Copy the records that follow exactly as written, but not their pictures.

## EXCERPTED DATA:
##############################
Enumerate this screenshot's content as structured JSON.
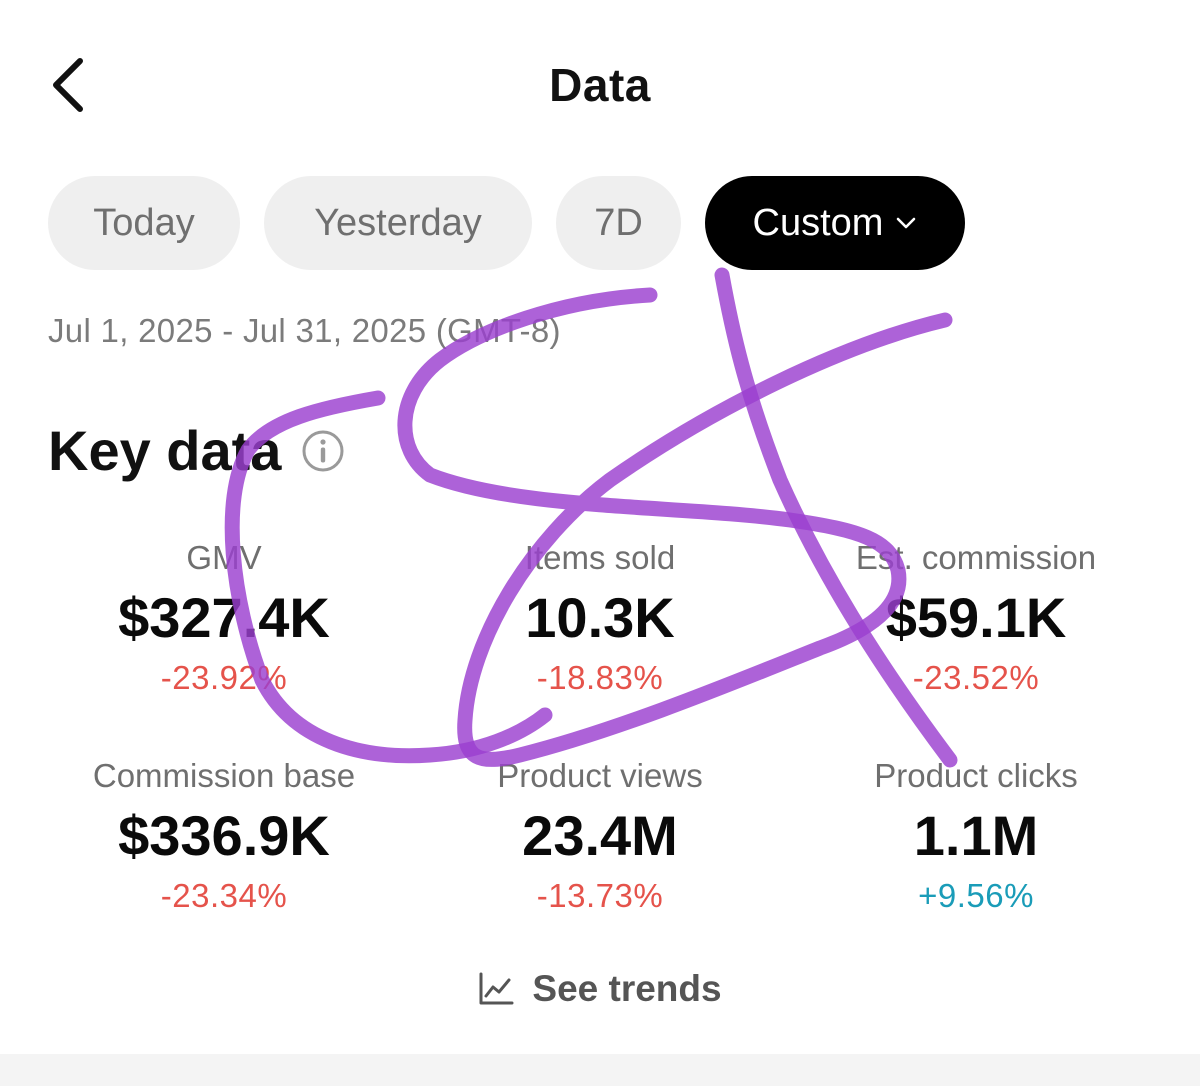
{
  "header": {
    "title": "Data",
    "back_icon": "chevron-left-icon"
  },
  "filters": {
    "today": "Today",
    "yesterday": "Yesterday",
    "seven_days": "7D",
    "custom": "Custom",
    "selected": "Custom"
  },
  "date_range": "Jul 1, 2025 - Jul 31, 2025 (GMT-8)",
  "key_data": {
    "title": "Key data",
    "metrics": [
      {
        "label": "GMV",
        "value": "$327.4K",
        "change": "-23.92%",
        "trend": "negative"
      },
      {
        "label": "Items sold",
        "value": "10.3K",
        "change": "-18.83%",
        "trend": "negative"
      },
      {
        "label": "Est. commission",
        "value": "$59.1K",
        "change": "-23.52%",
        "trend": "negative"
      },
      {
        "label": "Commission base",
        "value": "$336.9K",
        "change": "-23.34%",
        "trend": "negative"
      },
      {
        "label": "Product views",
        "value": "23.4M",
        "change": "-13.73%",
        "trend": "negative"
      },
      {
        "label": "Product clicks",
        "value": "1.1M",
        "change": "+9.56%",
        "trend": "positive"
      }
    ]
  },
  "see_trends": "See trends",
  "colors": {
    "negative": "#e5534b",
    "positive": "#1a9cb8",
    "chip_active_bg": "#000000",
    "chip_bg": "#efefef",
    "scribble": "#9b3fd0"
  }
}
##############################
## RESPONSE TO THIS TASK:
Enumerate this screenshot's content as structured JSON.
{
  "header": {
    "title": "Data",
    "back_icon": "chevron-left-icon"
  },
  "filters": {
    "today": "Today",
    "yesterday": "Yesterday",
    "seven_days": "7D",
    "custom": "Custom",
    "selected": "Custom"
  },
  "date_range": "Jul 1, 2025 - Jul 31, 2025 (GMT-8)",
  "key_data": {
    "title": "Key data",
    "metrics": [
      {
        "label": "GMV",
        "value": "$327.4K",
        "change": "-23.92%",
        "trend": "negative"
      },
      {
        "label": "Items sold",
        "value": "10.3K",
        "change": "-18.83%",
        "trend": "negative"
      },
      {
        "label": "Est. commission",
        "value": "$59.1K",
        "change": "-23.52%",
        "trend": "negative"
      },
      {
        "label": "Commission base",
        "value": "$336.9K",
        "change": "-23.34%",
        "trend": "negative"
      },
      {
        "label": "Product views",
        "value": "23.4M",
        "change": "-13.73%",
        "trend": "negative"
      },
      {
        "label": "Product clicks",
        "value": "1.1M",
        "change": "+9.56%",
        "trend": "positive"
      }
    ]
  },
  "see_trends": "See trends",
  "colors": {
    "negative": "#e5534b",
    "positive": "#1a9cb8",
    "chip_active_bg": "#000000",
    "chip_bg": "#efefef",
    "scribble": "#9b3fd0"
  }
}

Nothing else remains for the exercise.